• _Extracted records_:
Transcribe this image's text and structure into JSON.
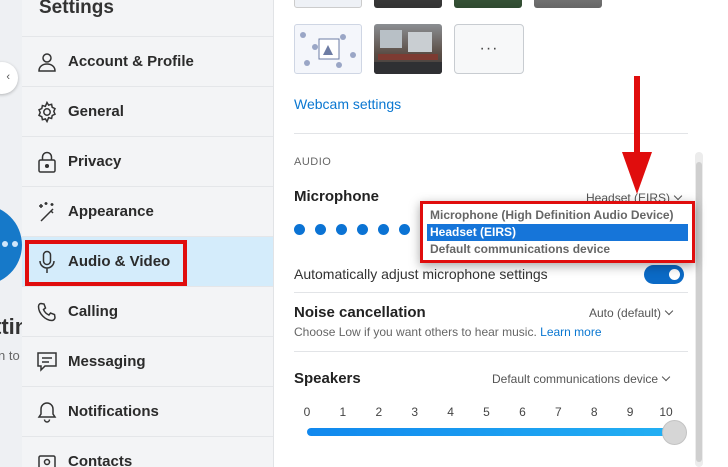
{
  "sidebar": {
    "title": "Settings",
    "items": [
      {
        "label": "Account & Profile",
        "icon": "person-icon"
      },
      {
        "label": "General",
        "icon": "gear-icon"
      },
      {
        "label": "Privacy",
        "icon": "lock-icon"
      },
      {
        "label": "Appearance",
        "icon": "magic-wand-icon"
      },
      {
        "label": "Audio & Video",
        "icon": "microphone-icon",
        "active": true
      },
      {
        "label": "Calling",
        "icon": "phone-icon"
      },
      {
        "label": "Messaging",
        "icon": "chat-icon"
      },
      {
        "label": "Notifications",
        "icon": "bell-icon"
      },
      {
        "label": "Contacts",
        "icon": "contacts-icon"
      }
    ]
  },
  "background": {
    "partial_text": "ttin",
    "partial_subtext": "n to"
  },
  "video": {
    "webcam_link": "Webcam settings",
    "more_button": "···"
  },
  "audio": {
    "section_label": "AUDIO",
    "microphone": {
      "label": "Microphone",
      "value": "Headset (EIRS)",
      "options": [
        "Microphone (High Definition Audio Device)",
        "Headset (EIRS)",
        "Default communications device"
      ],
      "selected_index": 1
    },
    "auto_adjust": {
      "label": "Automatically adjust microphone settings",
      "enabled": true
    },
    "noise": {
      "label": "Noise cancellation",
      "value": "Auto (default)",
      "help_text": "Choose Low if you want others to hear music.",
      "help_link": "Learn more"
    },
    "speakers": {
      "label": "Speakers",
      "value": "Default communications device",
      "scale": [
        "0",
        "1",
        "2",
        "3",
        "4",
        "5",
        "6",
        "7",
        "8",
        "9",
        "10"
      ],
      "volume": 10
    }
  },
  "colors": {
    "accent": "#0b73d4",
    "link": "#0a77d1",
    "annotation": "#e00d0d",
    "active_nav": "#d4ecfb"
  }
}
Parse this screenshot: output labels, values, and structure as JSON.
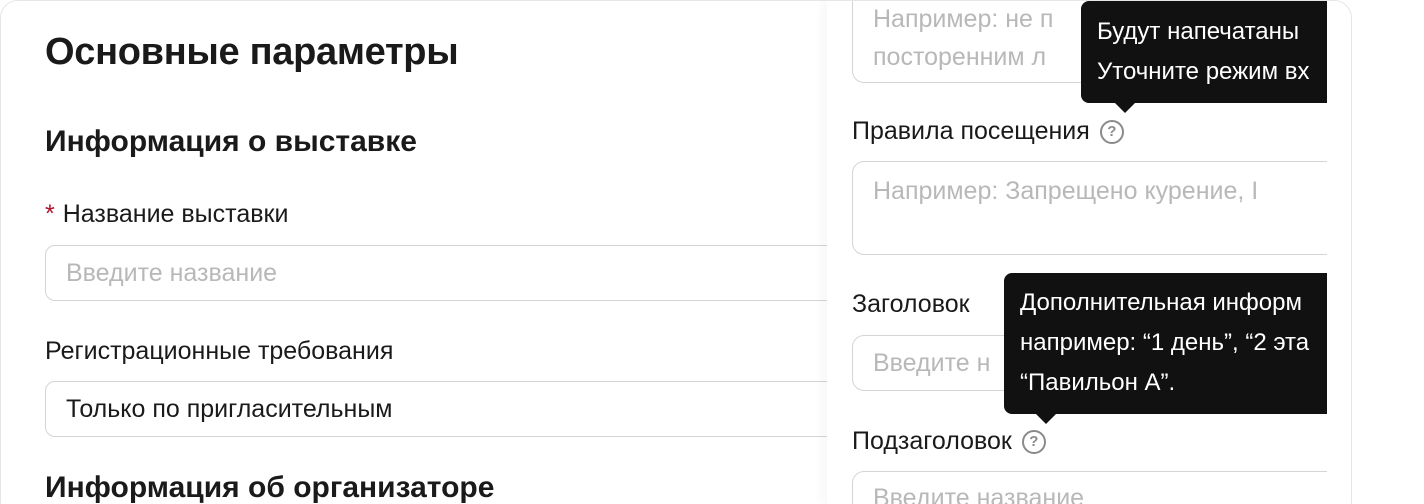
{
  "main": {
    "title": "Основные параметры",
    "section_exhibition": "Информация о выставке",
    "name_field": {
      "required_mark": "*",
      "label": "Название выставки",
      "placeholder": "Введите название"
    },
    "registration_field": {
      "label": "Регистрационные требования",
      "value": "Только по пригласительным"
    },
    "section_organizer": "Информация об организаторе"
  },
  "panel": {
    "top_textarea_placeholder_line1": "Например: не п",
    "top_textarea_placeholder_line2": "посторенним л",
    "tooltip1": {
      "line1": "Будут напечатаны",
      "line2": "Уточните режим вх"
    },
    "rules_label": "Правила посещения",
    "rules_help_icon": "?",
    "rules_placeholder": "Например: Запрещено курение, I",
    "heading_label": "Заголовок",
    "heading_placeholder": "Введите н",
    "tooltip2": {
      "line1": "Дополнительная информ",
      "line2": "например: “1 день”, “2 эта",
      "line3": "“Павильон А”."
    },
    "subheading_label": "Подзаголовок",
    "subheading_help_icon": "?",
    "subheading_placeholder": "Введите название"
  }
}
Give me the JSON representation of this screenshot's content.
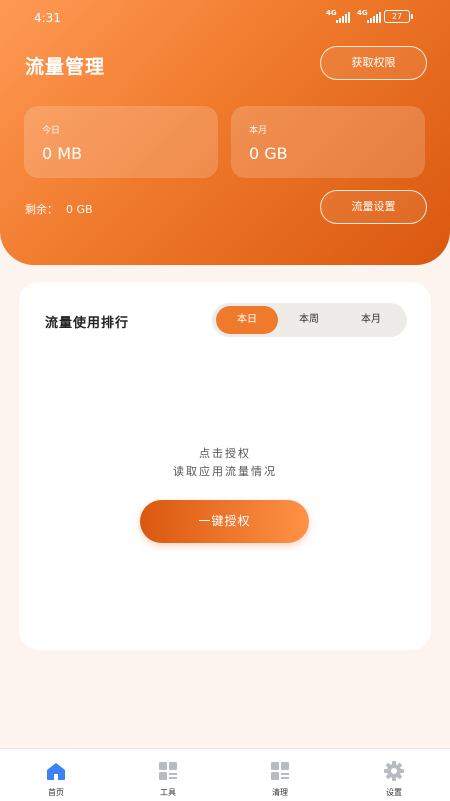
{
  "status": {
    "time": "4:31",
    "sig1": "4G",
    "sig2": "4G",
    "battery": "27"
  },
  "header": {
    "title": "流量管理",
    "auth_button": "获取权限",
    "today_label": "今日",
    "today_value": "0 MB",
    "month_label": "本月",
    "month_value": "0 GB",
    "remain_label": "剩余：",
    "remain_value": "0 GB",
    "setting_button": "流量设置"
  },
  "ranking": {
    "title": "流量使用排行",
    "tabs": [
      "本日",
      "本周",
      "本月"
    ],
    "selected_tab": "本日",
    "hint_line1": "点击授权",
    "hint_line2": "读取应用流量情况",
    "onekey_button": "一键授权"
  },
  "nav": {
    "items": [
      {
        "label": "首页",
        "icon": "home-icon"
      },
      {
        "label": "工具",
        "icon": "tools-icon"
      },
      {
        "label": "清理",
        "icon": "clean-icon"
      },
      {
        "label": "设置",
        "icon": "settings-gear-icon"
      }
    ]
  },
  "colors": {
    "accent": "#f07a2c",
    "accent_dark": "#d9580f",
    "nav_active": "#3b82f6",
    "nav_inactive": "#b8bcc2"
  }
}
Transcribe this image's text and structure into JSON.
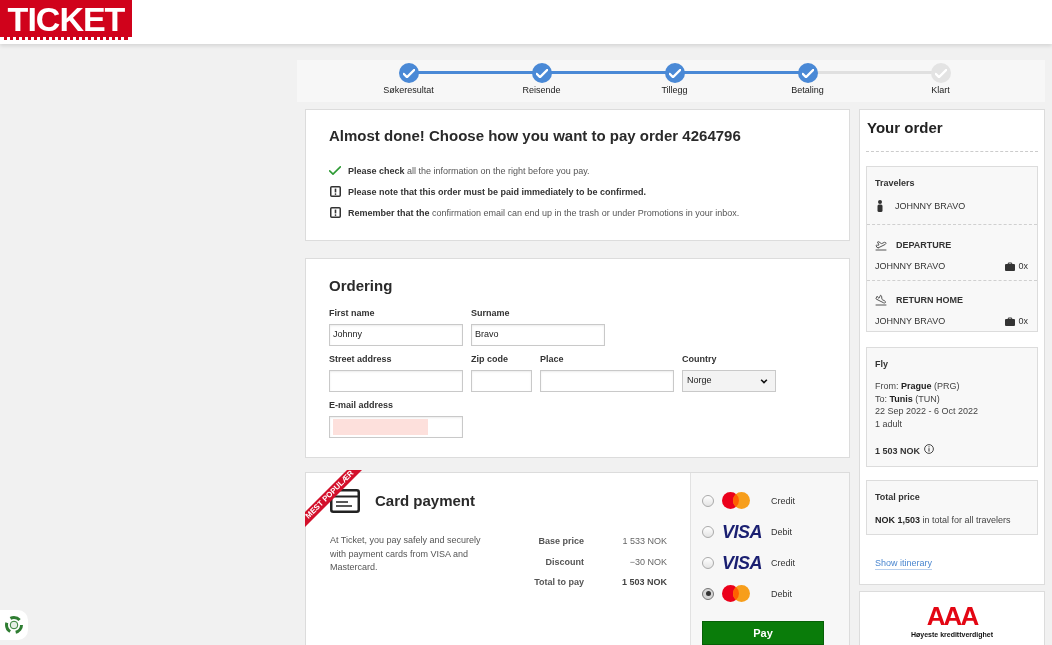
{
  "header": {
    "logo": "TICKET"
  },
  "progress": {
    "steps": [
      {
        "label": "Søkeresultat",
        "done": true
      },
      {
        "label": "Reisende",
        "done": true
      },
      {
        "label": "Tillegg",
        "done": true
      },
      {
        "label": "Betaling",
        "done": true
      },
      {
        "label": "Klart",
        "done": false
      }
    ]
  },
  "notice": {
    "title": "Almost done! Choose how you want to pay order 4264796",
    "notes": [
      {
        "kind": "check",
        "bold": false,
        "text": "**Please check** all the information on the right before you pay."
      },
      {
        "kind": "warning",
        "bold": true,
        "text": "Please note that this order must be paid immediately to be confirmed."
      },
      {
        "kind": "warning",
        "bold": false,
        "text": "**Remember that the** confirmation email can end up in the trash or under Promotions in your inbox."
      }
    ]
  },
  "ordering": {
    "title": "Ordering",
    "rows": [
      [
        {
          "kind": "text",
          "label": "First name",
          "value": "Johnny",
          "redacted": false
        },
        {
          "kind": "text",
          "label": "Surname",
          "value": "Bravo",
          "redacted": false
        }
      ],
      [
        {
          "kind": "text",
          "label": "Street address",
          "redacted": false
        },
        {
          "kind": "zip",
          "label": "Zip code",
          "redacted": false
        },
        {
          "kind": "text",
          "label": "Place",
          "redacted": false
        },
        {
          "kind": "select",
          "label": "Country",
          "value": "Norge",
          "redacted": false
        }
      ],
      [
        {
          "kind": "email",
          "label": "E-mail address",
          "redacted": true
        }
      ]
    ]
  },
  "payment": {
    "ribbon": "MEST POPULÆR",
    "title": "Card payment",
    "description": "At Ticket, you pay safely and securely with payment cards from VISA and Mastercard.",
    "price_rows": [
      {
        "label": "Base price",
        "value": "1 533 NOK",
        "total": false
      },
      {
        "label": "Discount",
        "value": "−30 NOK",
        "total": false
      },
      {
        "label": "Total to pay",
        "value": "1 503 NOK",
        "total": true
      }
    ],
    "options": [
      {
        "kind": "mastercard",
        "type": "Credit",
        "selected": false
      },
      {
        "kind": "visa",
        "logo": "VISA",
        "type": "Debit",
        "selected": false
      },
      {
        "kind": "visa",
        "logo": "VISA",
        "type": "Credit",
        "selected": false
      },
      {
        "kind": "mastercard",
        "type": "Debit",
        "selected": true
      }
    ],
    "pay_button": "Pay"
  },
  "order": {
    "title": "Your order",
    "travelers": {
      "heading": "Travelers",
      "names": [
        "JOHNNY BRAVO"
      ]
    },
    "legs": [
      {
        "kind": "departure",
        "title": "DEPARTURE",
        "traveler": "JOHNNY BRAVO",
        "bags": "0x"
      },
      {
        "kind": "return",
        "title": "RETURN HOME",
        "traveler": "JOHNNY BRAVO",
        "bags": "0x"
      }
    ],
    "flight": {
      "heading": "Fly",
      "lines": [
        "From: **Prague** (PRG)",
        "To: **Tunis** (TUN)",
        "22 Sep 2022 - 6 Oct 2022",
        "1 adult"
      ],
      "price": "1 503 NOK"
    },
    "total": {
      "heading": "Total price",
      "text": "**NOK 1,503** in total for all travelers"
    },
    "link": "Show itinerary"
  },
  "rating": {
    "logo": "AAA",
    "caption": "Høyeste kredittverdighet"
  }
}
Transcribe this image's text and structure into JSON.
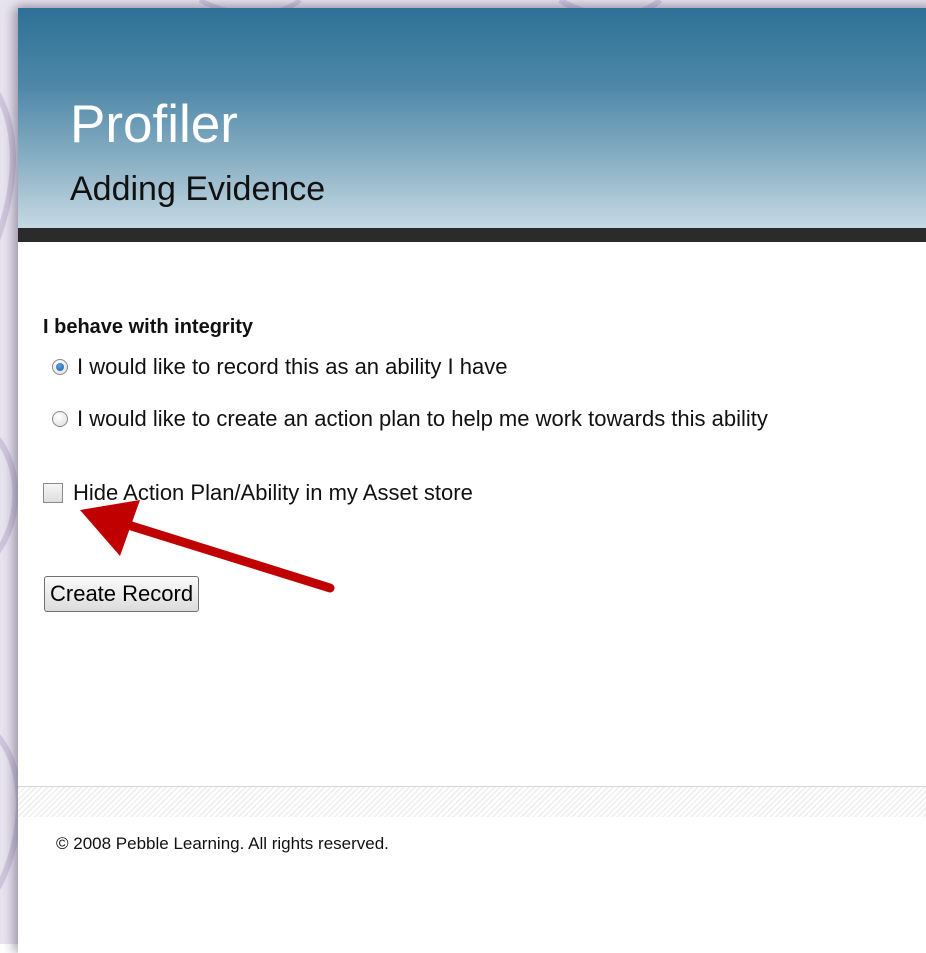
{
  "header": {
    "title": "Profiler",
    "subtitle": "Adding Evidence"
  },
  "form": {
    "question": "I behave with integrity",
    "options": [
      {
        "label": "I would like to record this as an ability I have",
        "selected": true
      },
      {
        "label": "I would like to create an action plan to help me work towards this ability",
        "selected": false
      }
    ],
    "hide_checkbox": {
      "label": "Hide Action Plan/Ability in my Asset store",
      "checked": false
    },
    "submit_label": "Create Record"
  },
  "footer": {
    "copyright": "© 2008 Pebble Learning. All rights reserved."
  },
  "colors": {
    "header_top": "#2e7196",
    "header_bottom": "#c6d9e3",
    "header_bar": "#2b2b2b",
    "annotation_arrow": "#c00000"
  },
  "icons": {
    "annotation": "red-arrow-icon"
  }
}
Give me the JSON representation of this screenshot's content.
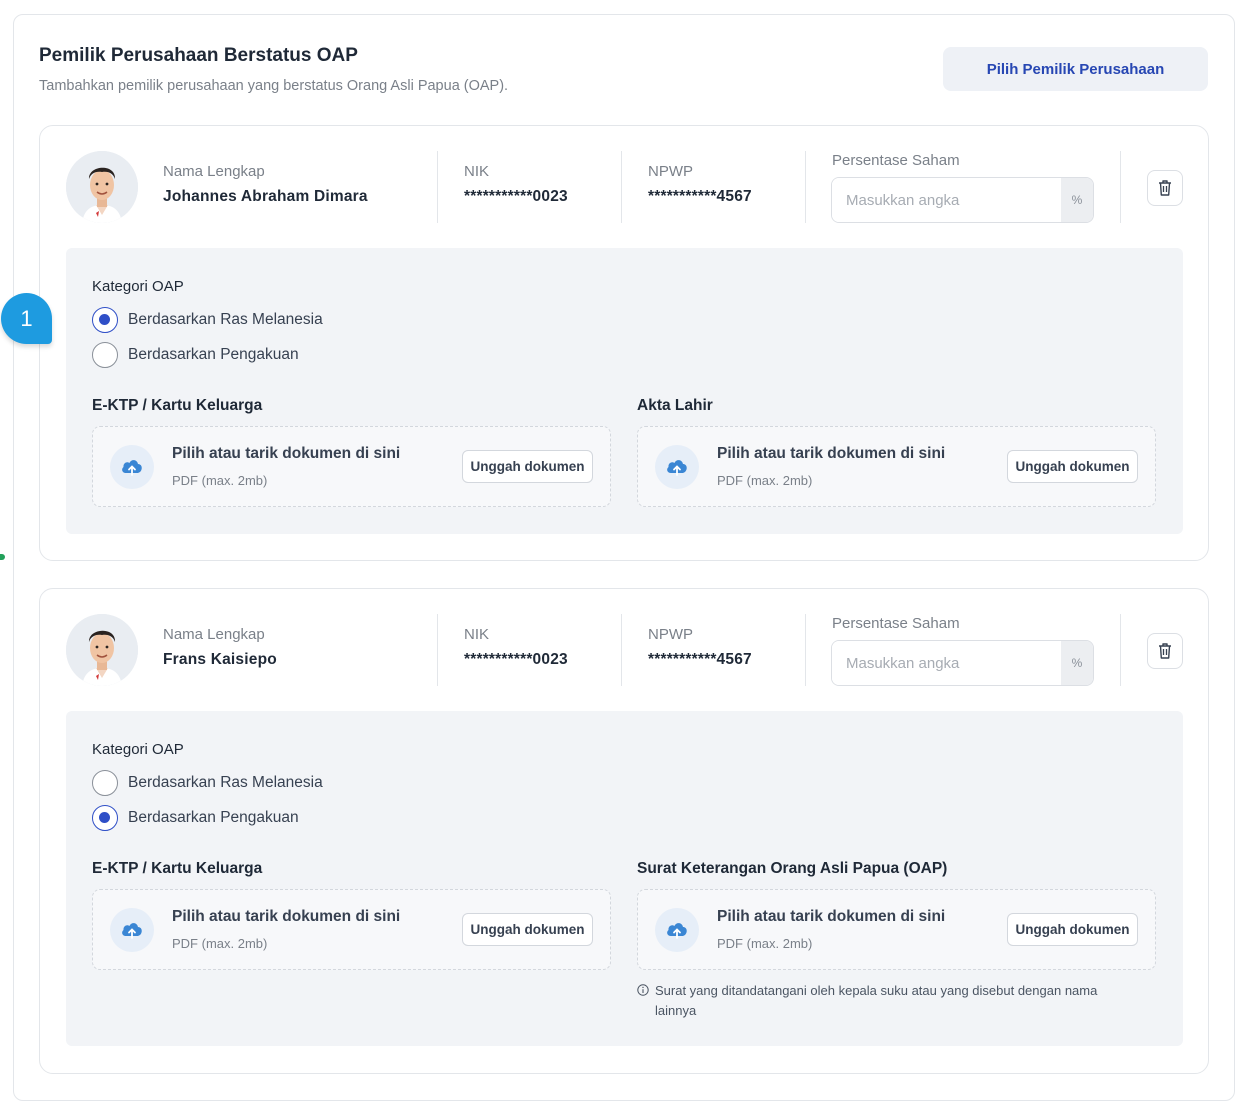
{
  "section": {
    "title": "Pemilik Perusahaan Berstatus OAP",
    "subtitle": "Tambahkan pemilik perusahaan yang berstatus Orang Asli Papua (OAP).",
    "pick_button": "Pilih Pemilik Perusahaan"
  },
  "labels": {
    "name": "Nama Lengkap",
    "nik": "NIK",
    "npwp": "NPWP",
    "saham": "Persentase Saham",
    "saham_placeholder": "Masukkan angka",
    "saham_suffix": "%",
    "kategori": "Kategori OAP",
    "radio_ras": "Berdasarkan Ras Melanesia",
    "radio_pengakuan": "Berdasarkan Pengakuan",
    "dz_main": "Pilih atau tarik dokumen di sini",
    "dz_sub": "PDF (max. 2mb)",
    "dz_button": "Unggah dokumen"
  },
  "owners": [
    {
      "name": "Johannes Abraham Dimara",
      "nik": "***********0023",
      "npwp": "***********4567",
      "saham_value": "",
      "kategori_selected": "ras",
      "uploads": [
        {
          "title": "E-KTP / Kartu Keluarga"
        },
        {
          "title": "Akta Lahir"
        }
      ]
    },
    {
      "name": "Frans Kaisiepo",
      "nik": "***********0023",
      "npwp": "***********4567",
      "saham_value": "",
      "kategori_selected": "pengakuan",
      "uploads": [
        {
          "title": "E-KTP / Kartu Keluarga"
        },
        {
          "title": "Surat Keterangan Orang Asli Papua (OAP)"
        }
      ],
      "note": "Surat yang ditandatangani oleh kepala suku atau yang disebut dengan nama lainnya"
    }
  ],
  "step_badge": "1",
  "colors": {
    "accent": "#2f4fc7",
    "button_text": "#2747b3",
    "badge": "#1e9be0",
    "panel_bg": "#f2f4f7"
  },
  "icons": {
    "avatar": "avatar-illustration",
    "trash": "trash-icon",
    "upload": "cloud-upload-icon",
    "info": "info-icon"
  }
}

• _TASK BRIEF_: For each line above that contains the word "want", copy that line.

• _OUTPUT FOR THIS TASK_:
      "help_text": "Choose Low if you want others to hear music.",
    "title": "Almost done! Choose how you want to pay order 4264796",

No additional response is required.